** START **
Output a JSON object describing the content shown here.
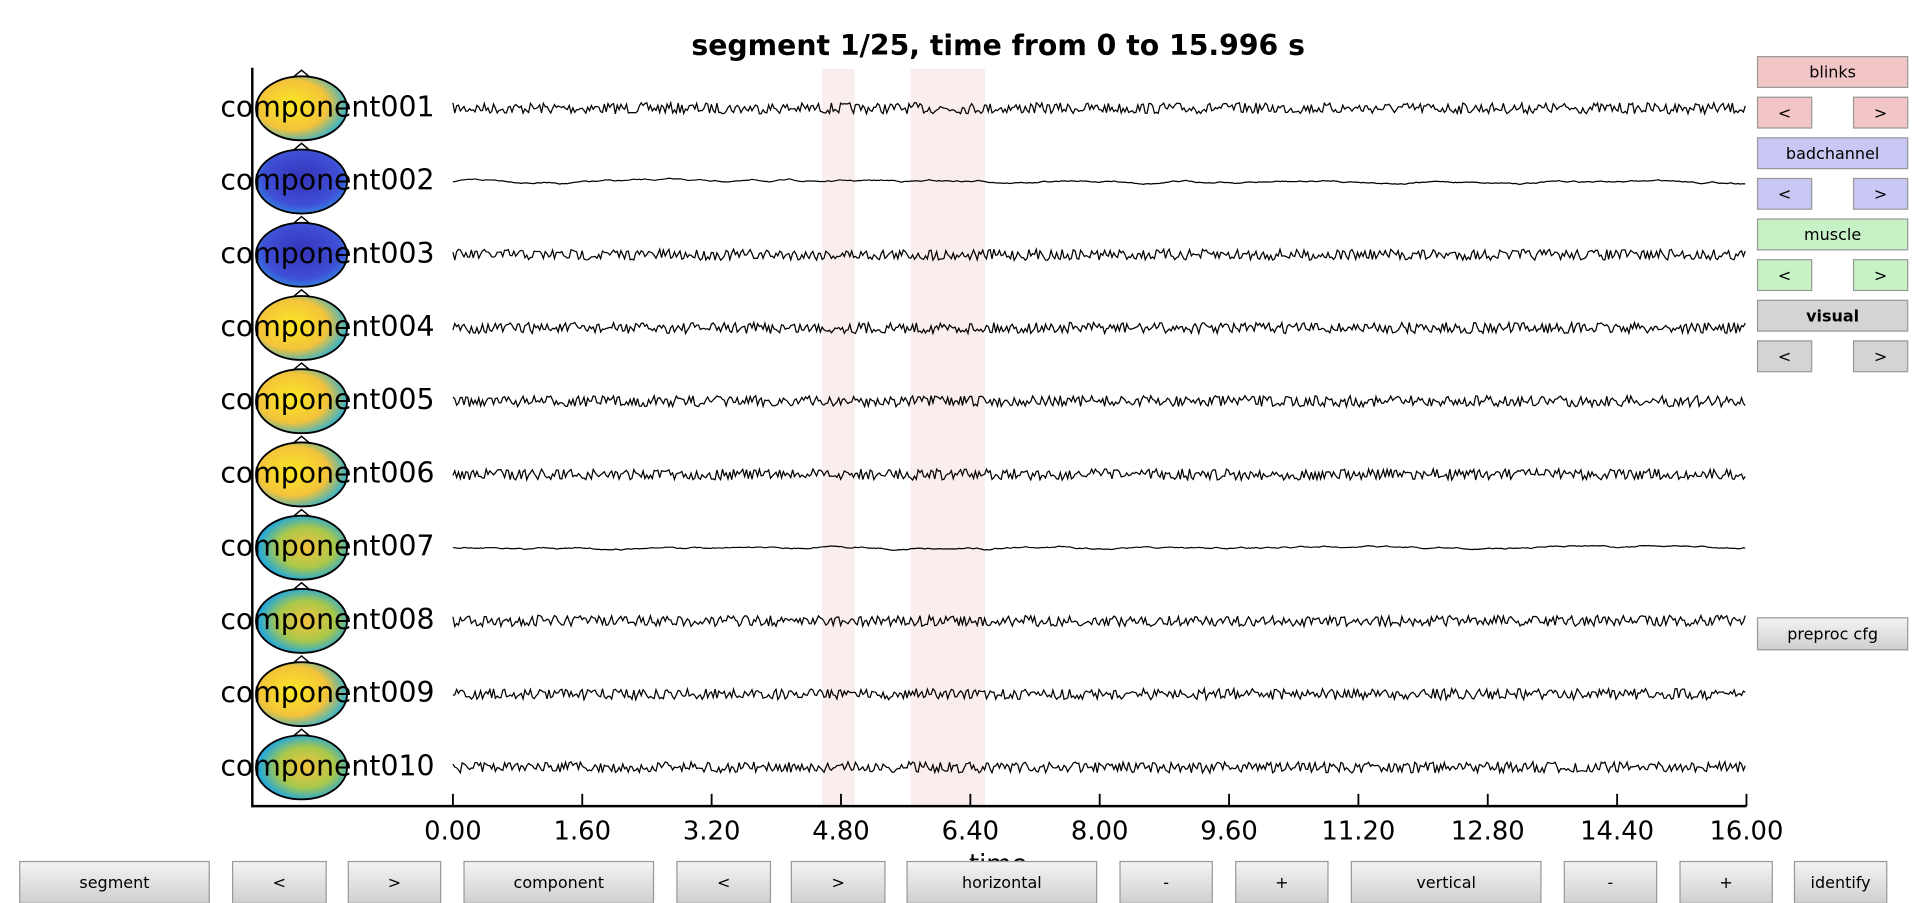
{
  "title": "segment 1/25, time from 0 to 15.996 s",
  "channels": [
    "component001",
    "component002",
    "component003",
    "component004",
    "component005",
    "component006",
    "component007",
    "component008",
    "component009",
    "component010"
  ],
  "x_axis": {
    "xlim": [
      0,
      16
    ],
    "xticks": [
      {
        "value": 0,
        "label": "0.00"
      },
      {
        "value": 1.6,
        "label": "1.60"
      },
      {
        "value": 3.2,
        "label": "3.20"
      },
      {
        "value": 4.8,
        "label": "4.80"
      },
      {
        "value": 6.4,
        "label": "6.40"
      },
      {
        "value": 8,
        "label": "8.00"
      },
      {
        "value": 9.6,
        "label": "9.60"
      },
      {
        "value": 11.2,
        "label": "11.20"
      },
      {
        "value": 12.8,
        "label": "12.80"
      },
      {
        "value": 14.4,
        "label": "14.40"
      },
      {
        "value": 16,
        "label": "16.00"
      }
    ],
    "xlabel": "time"
  },
  "artifact_regions": [
    [
      4.57,
      4.97
    ],
    [
      5.66,
      6.58
    ]
  ],
  "artifact_buttons": [
    {
      "label": "blinks",
      "prev": "<",
      "next": ">"
    },
    {
      "label": "badchannel",
      "prev": "<",
      "next": ">"
    },
    {
      "label": "muscle",
      "prev": "<",
      "next": ">"
    },
    {
      "label": "visual",
      "prev": "<",
      "next": ">"
    }
  ],
  "preproc_button": "preproc cfg",
  "bottom_buttons": [
    "segment",
    "<",
    ">",
    "component",
    "<",
    ">",
    "horizontal",
    "-",
    "+",
    "vertical",
    "-",
    "+",
    "identify"
  ]
}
** END **
> [TASK DETAILS]: Where a line in the entries holds "time", copy that line.

> [CORRECT RESULT]:
  "title": "segment 1/25, time from 0 to 15.996 s",
    "xlabel": "time"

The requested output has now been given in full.